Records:
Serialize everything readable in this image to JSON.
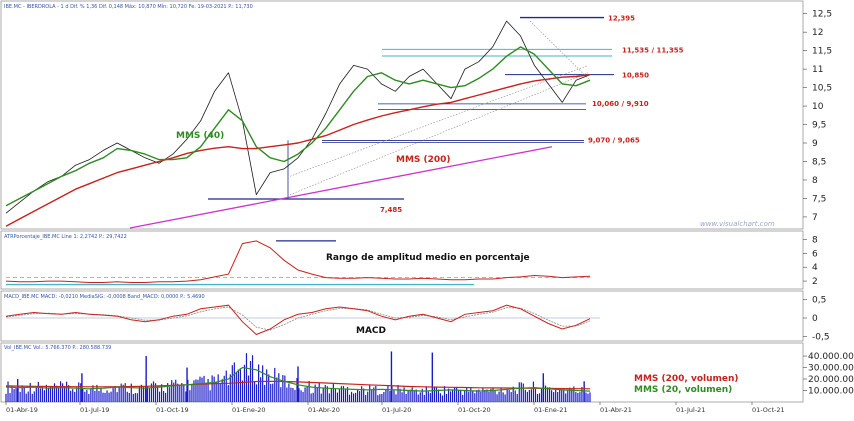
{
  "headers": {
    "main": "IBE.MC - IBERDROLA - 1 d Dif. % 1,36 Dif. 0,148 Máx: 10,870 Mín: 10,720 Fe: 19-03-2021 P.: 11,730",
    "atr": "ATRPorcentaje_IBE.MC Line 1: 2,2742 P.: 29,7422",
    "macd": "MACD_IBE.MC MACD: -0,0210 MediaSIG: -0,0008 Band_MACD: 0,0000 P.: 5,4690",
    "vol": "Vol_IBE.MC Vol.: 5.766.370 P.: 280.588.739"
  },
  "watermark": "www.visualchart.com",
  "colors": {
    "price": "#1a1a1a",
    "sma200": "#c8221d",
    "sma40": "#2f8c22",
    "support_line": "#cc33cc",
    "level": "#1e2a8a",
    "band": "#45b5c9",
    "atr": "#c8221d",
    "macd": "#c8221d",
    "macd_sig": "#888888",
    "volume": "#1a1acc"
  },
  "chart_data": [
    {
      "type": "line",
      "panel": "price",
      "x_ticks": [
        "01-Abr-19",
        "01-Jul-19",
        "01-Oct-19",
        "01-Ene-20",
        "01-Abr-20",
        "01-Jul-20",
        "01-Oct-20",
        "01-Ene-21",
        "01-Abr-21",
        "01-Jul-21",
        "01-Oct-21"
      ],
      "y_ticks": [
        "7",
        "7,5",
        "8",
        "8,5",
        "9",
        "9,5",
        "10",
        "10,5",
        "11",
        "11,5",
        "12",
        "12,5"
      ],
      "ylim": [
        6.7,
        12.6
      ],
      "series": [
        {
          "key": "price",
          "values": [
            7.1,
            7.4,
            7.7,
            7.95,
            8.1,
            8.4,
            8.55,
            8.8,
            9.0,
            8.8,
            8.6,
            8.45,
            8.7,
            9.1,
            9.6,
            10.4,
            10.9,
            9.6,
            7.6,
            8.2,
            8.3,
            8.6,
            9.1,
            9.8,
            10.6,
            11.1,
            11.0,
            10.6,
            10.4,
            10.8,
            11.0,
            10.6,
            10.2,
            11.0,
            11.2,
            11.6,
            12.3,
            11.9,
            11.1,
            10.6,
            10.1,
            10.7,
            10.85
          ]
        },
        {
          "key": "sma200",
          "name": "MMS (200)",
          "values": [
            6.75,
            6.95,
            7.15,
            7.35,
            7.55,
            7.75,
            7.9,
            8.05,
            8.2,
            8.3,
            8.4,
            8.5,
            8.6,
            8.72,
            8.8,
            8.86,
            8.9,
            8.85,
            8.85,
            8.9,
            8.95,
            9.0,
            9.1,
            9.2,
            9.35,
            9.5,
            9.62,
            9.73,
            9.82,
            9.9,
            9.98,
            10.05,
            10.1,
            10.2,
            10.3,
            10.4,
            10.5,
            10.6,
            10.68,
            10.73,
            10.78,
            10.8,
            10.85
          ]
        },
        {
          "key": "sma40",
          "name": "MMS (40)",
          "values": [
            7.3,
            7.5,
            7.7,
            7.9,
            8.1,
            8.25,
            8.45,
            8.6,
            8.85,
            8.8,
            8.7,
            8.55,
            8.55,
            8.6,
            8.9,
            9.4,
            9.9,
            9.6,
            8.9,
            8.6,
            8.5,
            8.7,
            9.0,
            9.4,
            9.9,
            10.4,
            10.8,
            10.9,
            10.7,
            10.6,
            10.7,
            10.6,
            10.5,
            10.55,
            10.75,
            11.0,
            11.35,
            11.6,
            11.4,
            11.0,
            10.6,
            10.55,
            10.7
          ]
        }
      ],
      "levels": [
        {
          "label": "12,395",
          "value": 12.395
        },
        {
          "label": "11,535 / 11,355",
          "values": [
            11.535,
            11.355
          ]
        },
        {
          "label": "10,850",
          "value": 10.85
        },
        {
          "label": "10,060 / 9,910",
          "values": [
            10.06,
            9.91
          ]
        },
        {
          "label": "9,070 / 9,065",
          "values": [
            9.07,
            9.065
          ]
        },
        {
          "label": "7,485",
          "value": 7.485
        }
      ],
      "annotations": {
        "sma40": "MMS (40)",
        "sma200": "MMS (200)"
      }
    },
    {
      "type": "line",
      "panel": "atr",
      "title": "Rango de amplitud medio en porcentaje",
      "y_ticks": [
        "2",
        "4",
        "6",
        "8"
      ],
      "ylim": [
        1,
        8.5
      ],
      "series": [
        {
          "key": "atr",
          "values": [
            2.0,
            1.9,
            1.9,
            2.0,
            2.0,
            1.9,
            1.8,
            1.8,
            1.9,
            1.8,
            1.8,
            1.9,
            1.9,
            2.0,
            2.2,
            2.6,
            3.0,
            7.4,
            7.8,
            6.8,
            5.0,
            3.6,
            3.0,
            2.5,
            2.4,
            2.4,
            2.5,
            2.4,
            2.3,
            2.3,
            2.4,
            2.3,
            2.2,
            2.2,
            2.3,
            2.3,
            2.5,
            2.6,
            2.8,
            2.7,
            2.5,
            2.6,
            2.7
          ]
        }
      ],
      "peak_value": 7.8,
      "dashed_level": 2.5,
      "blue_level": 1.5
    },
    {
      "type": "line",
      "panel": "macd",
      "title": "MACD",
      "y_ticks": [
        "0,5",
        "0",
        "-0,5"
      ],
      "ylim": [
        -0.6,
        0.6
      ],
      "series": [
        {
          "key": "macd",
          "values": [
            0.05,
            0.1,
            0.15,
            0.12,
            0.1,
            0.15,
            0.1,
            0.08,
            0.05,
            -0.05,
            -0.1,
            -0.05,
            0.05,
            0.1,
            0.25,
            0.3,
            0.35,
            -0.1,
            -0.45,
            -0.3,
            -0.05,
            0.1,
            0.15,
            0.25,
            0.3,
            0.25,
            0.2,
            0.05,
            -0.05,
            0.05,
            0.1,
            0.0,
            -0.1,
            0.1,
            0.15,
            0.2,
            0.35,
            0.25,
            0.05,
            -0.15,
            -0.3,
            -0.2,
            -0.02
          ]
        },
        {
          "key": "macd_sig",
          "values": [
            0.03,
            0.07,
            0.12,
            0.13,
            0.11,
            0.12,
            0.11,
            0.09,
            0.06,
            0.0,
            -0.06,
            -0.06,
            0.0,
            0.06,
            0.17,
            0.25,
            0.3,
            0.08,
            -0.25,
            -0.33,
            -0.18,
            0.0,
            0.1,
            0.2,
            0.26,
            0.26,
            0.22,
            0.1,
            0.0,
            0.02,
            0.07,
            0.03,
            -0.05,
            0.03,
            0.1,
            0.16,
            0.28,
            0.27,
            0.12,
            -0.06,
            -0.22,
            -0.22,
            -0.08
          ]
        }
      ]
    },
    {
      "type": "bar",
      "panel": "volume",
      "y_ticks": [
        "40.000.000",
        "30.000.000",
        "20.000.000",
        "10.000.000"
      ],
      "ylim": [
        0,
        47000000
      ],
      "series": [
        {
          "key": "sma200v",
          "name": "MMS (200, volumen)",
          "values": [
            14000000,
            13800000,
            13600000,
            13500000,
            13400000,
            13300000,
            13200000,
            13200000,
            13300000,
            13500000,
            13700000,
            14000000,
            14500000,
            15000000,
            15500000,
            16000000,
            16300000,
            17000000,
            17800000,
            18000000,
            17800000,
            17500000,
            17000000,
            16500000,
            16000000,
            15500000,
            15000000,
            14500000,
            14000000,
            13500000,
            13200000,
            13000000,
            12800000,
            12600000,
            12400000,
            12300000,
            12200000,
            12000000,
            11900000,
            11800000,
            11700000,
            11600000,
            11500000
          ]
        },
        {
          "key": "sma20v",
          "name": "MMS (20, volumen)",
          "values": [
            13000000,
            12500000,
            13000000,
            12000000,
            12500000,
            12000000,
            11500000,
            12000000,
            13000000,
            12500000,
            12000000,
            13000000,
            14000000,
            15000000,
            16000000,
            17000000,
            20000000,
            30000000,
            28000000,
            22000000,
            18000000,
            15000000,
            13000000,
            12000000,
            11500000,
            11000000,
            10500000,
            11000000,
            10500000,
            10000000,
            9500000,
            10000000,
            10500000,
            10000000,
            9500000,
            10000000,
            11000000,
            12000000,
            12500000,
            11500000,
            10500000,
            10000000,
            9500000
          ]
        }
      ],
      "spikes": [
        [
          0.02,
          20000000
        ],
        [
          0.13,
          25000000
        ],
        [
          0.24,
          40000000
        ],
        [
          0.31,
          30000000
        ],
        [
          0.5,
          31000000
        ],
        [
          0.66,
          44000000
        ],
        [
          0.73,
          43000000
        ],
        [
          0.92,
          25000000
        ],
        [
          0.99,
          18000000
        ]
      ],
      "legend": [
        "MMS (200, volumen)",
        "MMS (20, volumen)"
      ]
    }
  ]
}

* **To be done**: All lines above containing the string "volumen" are to be collected.

* **Output below**:
          "name": "MMS (200, volumen)",
          "name": "MMS (20, volumen)",
        "MMS (200, volumen)",
        "MMS (20, volumen)"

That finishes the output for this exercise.